Ysabel, while not part of The Fionavar Tapestry proper, features two of the same characters and often refers to the events of the trilogy.

Characters

The Five
Drawn by magic from our world and thus strangers to Fionavar, each of five University of Toronto students finds a new role and a new destiny during their adventures in Fionavar.

 Kevin Laine (Liadon) – Witty, bright, outgoing. Fair of hair and of spirit. The act of love has a strangely deep and intense effect on him.
 Paul Schafer (Pwyll Twiceborn) – Highly intelligent, withdrawn. He is haunted by the death of his girlfriend in a car accident that he believes was his fault.
 Dave Martyniuk (Davor) – A large star basketball player, he carries emotional scars from his Eastern European immigrant father's rough treatment of him as a child and has difficulty accepting or offering friendship.
 Kimberly Ford (The Seer) –  Quiet, intelligent and sensitive, but with the strength to make difficult choices and do what must be done.
 Jennifer Lowell (Guinevere) –  Green eyed, beautiful but cool and reserved. Former lover of Kevin's, still good friends.

Arthurian characters
A main thread of the story is the replaying of the legends of King Arthur, Lancelot and Guinevere, all of whom appear in the story. Arthur is brought into Fionavar as The Warrior by Kimberley; Lancelot is revived in Cader Sedat in the second book, and Guinevere's life and memories awaken within Jennifer; the three reenact some (though not all) of their well-known tale as expiation for their sins.

The Deities
The Weaver – the Creator of the Tapestry, the fabric of time, causality and existence, and all the worlds within it. He is said to dwell in a domain called the Weaver's Halls, where the souls of mortals go after death (similar to the Halls of Mandos in Tolkien's legendarium). The inhabitants of Fionavar believe the Weaver to be a "hands-off" deity, who acts only to bring about events required by fate (the "weave of the Tapestry") and who otherwise does not interfere with free will; the Weaver's only pronounced law is that the gods cannot act directly upon the Tapestry (most especially to directly battle the powers of the Dark) without being summoned and bound by mortals to do so, an act that always requires sacrifice. The gods can, however, act indirectly by choosing mortal champions and bestowing gifts and powers upon them. Should any god break this stricture and act to directly interfere, the other gods ensure a price is always paid.
Mörnir – Lord of the Summer Tree, the patron god of the royal house of the High Kingdom of Brennin. His role seems to be a sky-god who is connected with ravens and oak trees, somewhat like a combination of Odin and Thor in classical mythology. Giver of the "sky-lore", the power of wizardly magic wielded by the mages of Brennin.
Dana – Goddess of the earth and the Moon, the "mother, sister, daughter, bride of the God". An earthmother deity worshipped by the Priestesses of Gwen Ystrat, the ruler of blood magic and the avarlith, the power derived from the earth. Her name is directly inspired by the Irish goddess Danu.
Ceinwen – the Huntress, a goddess of the wood and the hunt, revered by the Dalrei, a tribal people of the plains of Fionavar. Like Artemis, she slays all men of Fionavar who are unlucky enough to witness her hunting.
Cernan of the Beasts – god of animals and wild things, also revered by the Dalrei. Like Herne the Hunter, he is crowned with the antlers of a stag. His name is derived from the Celtic deity Cernunnos.

══════════════════════════════

→ **GIVEN EXERCISE 1**: Rewrite the entries as a numbered list without blank lines, starting at the first line of the entries and ending at the line that contains "code-line: goddamn this".

══════════════════════════════

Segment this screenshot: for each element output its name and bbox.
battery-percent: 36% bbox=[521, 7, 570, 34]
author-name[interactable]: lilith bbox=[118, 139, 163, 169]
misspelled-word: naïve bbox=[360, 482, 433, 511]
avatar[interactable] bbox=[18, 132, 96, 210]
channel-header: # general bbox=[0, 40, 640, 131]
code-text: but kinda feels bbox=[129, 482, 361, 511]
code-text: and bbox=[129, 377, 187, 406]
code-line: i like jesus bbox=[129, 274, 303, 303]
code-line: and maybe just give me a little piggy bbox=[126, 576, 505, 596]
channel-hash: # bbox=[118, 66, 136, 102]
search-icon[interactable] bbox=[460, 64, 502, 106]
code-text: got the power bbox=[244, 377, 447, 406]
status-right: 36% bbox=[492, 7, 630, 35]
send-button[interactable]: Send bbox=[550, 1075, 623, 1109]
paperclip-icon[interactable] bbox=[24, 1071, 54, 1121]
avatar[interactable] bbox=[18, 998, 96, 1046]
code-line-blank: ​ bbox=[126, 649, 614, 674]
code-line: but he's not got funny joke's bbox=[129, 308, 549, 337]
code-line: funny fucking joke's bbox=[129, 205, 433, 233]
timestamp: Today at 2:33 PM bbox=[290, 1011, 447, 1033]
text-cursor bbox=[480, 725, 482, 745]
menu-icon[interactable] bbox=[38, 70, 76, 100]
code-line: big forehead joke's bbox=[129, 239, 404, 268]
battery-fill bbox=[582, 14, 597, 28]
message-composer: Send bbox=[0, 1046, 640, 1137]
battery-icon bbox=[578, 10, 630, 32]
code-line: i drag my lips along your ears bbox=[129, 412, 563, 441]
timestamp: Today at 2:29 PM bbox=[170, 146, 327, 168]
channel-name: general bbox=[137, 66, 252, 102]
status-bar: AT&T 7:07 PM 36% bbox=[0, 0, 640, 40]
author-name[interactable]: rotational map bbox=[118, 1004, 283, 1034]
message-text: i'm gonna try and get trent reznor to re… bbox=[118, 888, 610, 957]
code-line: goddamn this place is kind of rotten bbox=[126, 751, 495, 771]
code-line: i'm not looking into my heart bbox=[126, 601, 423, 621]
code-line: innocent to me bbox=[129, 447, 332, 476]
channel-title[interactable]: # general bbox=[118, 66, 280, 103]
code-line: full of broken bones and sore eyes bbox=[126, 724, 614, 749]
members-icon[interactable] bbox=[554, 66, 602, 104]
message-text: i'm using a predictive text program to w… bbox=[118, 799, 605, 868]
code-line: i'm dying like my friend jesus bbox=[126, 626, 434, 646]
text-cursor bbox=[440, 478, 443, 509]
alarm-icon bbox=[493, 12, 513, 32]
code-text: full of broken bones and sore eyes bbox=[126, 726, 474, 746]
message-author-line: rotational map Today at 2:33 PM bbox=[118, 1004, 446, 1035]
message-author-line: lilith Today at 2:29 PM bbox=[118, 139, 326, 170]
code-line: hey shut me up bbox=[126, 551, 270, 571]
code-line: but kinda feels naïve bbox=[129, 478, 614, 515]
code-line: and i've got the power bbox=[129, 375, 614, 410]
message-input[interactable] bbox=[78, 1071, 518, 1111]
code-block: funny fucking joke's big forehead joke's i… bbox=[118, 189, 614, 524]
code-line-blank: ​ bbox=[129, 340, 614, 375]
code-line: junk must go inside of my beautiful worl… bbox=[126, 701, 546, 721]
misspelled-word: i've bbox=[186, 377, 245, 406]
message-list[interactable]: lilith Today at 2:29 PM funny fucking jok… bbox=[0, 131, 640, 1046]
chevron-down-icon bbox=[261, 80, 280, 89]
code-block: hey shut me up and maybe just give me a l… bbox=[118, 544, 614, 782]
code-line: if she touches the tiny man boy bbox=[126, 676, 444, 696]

══════════════════════════════

→ **GIVEN EXERCISE 2**: Repeat word for word the part of the Fionavar character list starting at "Ysabel, while not" and ending at "adventures in Fionavar.".

→ **FULL ANSWER 1**:
1. Segment this screenshot: for each element output its name and bbox.
2. battery-percent: 36% bbox=[521, 7, 570, 34]
3. author-name[interactable]: lilith bbox=[118, 139, 163, 169]
4. misspelled-word: naïve bbox=[360, 482, 433, 511]
5. avatar[interactable] bbox=[18, 132, 96, 210]
6. channel-header: # general bbox=[0, 40, 640, 131]
7. code-text: but kinda feels bbox=[129, 482, 361, 511]
8. code-text: and bbox=[129, 377, 187, 406]
9. code-line: i like jesus bbox=[129, 274, 303, 303]
10. code-line: and maybe just give me a little piggy bbox=[126, 576, 505, 596]
11. channel-hash: # bbox=[118, 66, 136, 102]
12. search-icon[interactable] bbox=[460, 64, 502, 106]
13. code-text: got the power bbox=[244, 377, 447, 406]
14. status-right: 36% bbox=[492, 7, 630, 35]
15. send-button[interactable]: Send bbox=[550, 1075, 623, 1109]
16. paperclip-icon[interactable] bbox=[24, 1071, 54, 1121]
17. avatar[interactable] bbox=[18, 998, 96, 1046]
18. code-line-blank: ​ bbox=[126, 649, 614, 674]
19. code-line: but he's not got funny joke's bbox=[129, 308, 549, 337]
20. code-line: funny fucking joke's bbox=[129, 205, 433, 233]
21. timestamp: Today at 2:33 PM bbox=[290, 1011, 447, 1033]
22. text-cursor bbox=[480, 725, 482, 745]
23. menu-icon[interactable] bbox=[38, 70, 76, 100]
24. code-line: big forehead joke's bbox=[129, 239, 404, 268]
25. battery-fill bbox=[582, 14, 597, 28]
26. message-composer: Send bbox=[0, 1046, 640, 1137]
27. battery-icon bbox=[578, 10, 630, 32]
28. code-line: i drag my lips along your ears bbox=[129, 412, 563, 441]
29. timestamp: Today at 2:29 PM bbox=[170, 146, 327, 168]
30. channel-name: general bbox=[137, 66, 252, 102]
31. status-bar: AT&T 7:07 PM 36% bbox=[0, 0, 640, 40]
32. author-name[interactable]: rotational map bbox=[118, 1004, 283, 1034]
33. message-text: i'm gonna try and get trent reznor to re… bbox=[118, 888, 610, 957]
34. code-line: goddamn this place is kind of rotten bbox=[126, 751, 495, 771]

→ **FULL ANSWER 2**:
Ysabel, while not part of The Fionavar Tapestry proper, features two of the same characters and often refers to the events of the trilogy.

Characters

The Five
Drawn by magic from our world and thus strangers to Fionavar, each of five University of Toronto students finds a new role and a new destiny during their adventures in Fionavar.